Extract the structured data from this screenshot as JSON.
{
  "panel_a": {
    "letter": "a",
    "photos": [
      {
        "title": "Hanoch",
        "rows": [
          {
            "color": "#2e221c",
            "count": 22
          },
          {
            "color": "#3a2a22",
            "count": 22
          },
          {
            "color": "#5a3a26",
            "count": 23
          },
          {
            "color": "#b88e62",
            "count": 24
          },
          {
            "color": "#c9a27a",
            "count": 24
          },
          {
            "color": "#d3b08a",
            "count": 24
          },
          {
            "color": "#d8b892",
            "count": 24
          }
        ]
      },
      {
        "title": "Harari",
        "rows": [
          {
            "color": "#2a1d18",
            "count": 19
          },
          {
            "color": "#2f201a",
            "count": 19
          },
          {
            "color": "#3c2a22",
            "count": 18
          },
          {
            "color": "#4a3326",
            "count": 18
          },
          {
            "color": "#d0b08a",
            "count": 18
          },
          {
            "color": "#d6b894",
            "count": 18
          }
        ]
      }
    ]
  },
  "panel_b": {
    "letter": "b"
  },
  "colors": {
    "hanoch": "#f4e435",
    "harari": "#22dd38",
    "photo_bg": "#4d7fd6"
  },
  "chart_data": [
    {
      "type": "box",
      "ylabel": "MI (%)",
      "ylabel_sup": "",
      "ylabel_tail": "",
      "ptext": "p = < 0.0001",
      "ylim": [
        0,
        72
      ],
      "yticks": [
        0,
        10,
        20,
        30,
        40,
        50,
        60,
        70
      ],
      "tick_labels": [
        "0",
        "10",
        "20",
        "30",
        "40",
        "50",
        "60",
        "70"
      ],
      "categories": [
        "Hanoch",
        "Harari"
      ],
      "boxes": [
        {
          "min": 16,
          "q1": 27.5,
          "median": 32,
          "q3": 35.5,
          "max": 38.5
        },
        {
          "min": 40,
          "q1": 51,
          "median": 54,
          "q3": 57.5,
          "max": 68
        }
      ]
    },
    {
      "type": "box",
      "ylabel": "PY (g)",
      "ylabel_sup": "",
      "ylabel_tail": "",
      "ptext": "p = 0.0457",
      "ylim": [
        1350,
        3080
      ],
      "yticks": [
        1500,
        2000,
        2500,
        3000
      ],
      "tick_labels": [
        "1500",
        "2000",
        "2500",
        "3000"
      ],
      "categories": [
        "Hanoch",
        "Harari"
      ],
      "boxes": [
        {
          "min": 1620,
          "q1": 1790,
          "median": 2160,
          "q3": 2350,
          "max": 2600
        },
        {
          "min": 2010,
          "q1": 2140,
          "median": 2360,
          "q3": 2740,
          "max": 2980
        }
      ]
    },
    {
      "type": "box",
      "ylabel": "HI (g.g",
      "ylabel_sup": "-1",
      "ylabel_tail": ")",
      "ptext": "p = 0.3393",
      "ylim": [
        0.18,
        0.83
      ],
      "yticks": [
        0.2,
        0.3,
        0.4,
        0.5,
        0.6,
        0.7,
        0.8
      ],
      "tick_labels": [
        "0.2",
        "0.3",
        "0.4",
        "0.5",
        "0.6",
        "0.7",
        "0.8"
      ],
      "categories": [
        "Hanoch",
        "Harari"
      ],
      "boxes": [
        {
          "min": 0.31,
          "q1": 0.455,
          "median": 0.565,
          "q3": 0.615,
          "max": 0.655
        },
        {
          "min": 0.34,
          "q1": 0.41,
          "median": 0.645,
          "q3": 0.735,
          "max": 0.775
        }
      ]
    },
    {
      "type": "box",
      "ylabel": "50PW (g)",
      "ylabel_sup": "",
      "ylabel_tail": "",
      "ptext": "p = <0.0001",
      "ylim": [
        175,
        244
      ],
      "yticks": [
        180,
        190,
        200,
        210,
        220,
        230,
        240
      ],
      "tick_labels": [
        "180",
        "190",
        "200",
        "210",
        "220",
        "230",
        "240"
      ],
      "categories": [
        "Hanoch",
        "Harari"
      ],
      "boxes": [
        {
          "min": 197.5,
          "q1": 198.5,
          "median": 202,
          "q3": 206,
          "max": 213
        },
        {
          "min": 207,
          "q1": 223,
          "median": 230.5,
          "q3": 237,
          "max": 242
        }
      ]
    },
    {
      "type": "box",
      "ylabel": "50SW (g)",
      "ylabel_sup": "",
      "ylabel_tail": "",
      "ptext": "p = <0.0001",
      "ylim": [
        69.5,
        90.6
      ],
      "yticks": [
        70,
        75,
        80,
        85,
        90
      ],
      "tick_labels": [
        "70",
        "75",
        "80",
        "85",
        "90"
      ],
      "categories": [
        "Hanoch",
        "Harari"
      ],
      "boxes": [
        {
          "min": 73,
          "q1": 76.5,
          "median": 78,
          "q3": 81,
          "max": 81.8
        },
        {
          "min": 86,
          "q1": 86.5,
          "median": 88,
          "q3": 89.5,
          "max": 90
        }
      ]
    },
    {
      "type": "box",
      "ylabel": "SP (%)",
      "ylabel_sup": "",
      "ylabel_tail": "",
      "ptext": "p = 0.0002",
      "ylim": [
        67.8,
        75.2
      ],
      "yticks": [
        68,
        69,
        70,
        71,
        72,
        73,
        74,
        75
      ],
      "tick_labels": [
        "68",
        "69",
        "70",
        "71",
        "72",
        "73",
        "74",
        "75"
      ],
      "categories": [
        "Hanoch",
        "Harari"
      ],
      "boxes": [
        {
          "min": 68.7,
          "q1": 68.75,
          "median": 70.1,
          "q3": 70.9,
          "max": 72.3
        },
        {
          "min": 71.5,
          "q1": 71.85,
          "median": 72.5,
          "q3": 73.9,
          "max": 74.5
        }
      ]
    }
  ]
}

________________________

Copy out each line above, character for character.

Expected output —
Extract the structured data from this screenshot as JSON.
{
  "panel_a": {
    "letter": "a",
    "photos": [
      {
        "title": "Hanoch",
        "rows": [
          {
            "color": "#2e221c",
            "count": 22
          },
          {
            "color": "#3a2a22",
            "count": 22
          },
          {
            "color": "#5a3a26",
            "count": 23
          },
          {
            "color": "#b88e62",
            "count": 24
          },
          {
            "color": "#c9a27a",
            "count": 24
          },
          {
            "color": "#d3b08a",
            "count": 24
          },
          {
            "color": "#d8b892",
            "count": 24
          }
        ]
      },
      {
        "title": "Harari",
        "rows": [
          {
            "color": "#2a1d18",
            "count": 19
          },
          {
            "color": "#2f201a",
            "count": 19
          },
          {
            "color": "#3c2a22",
            "count": 18
          },
          {
            "color": "#4a3326",
            "count": 18
          },
          {
            "color": "#d0b08a",
            "count": 18
          },
          {
            "color": "#d6b894",
            "count": 18
          }
        ]
      }
    ]
  },
  "panel_b": {
    "letter": "b"
  },
  "colors": {
    "hanoch": "#f4e435",
    "harari": "#22dd38",
    "photo_bg": "#4d7fd6"
  },
  "chart_data": [
    {
      "type": "box",
      "ylabel": "MI (%)",
      "ylabel_sup": "",
      "ylabel_tail": "",
      "ptext": "p = < 0.0001",
      "ylim": [
        0,
        72
      ],
      "yticks": [
        0,
        10,
        20,
        30,
        40,
        50,
        60,
        70
      ],
      "tick_labels": [
        "0",
        "10",
        "20",
        "30",
        "40",
        "50",
        "60",
        "70"
      ],
      "categories": [
        "Hanoch",
        "Harari"
      ],
      "boxes": [
        {
          "min": 16,
          "q1": 27.5,
          "median": 32,
          "q3": 35.5,
          "max": 38.5
        },
        {
          "min": 40,
          "q1": 51,
          "median": 54,
          "q3": 57.5,
          "max": 68
        }
      ]
    },
    {
      "type": "box",
      "ylabel": "PY (g)",
      "ylabel_sup": "",
      "ylabel_tail": "",
      "ptext": "p = 0.0457",
      "ylim": [
        1350,
        3080
      ],
      "yticks": [
        1500,
        2000,
        2500,
        3000
      ],
      "tick_labels": [
        "1500",
        "2000",
        "2500",
        "3000"
      ],
      "categories": [
        "Hanoch",
        "Harari"
      ],
      "boxes": [
        {
          "min": 1620,
          "q1": 1790,
          "median": 2160,
          "q3": 2350,
          "max": 2600
        },
        {
          "min": 2010,
          "q1": 2140,
          "median": 2360,
          "q3": 2740,
          "max": 2980
        }
      ]
    },
    {
      "type": "box",
      "ylabel": "HI (g.g",
      "ylabel_sup": "-1",
      "ylabel_tail": ")",
      "ptext": "p = 0.3393",
      "ylim": [
        0.18,
        0.83
      ],
      "yticks": [
        0.2,
        0.3,
        0.4,
        0.5,
        0.6,
        0.7,
        0.8
      ],
      "tick_labels": [
        "0.2",
        "0.3",
        "0.4",
        "0.5",
        "0.6",
        "0.7",
        "0.8"
      ],
      "categories": [
        "Hanoch",
        "Harari"
      ],
      "boxes": [
        {
          "min": 0.31,
          "q1": 0.455,
          "median": 0.565,
          "q3": 0.615,
          "max": 0.655
        },
        {
          "min": 0.34,
          "q1": 0.41,
          "median": 0.645,
          "q3": 0.735,
          "max": 0.775
        }
      ]
    },
    {
      "type": "box",
      "ylabel": "50PW (g)",
      "ylabel_sup": "",
      "ylabel_tail": "",
      "ptext": "p = <0.0001",
      "ylim": [
        175,
        244
      ],
      "yticks": [
        180,
        190,
        200,
        210,
        220,
        230,
        240
      ],
      "tick_labels": [
        "180",
        "190",
        "200",
        "210",
        "220",
        "230",
        "240"
      ],
      "categories": [
        "Hanoch",
        "Harari"
      ],
      "boxes": [
        {
          "min": 197.5,
          "q1": 198.5,
          "median": 202,
          "q3": 206,
          "max": 213
        },
        {
          "min": 207,
          "q1": 223,
          "median": 230.5,
          "q3": 237,
          "max": 242
        }
      ]
    },
    {
      "type": "box",
      "ylabel": "50SW (g)",
      "ylabel_sup": "",
      "ylabel_tail": "",
      "ptext": "p = <0.0001",
      "ylim": [
        69.5,
        90.6
      ],
      "yticks": [
        70,
        75,
        80,
        85,
        90
      ],
      "tick_labels": [
        "70",
        "75",
        "80",
        "85",
        "90"
      ],
      "categories": [
        "Hanoch",
        "Harari"
      ],
      "boxes": [
        {
          "min": 73,
          "q1": 76.5,
          "median": 78,
          "q3": 81,
          "max": 81.8
        },
        {
          "min": 86,
          "q1": 86.5,
          "median": 88,
          "q3": 89.5,
          "max": 90
        }
      ]
    },
    {
      "type": "box",
      "ylabel": "SP (%)",
      "ylabel_sup": "",
      "ylabel_tail": "",
      "ptext": "p = 0.0002",
      "ylim": [
        67.8,
        75.2
      ],
      "yticks": [
        68,
        69,
        70,
        71,
        72,
        73,
        74,
        75
      ],
      "tick_labels": [
        "68",
        "69",
        "70",
        "71",
        "72",
        "73",
        "74",
        "75"
      ],
      "categories": [
        "Hanoch",
        "Harari"
      ],
      "boxes": [
        {
          "min": 68.7,
          "q1": 68.75,
          "median": 70.1,
          "q3": 70.9,
          "max": 72.3
        },
        {
          "min": 71.5,
          "q1": 71.85,
          "median": 72.5,
          "q3": 73.9,
          "max": 74.5
        }
      ]
    }
  ]
}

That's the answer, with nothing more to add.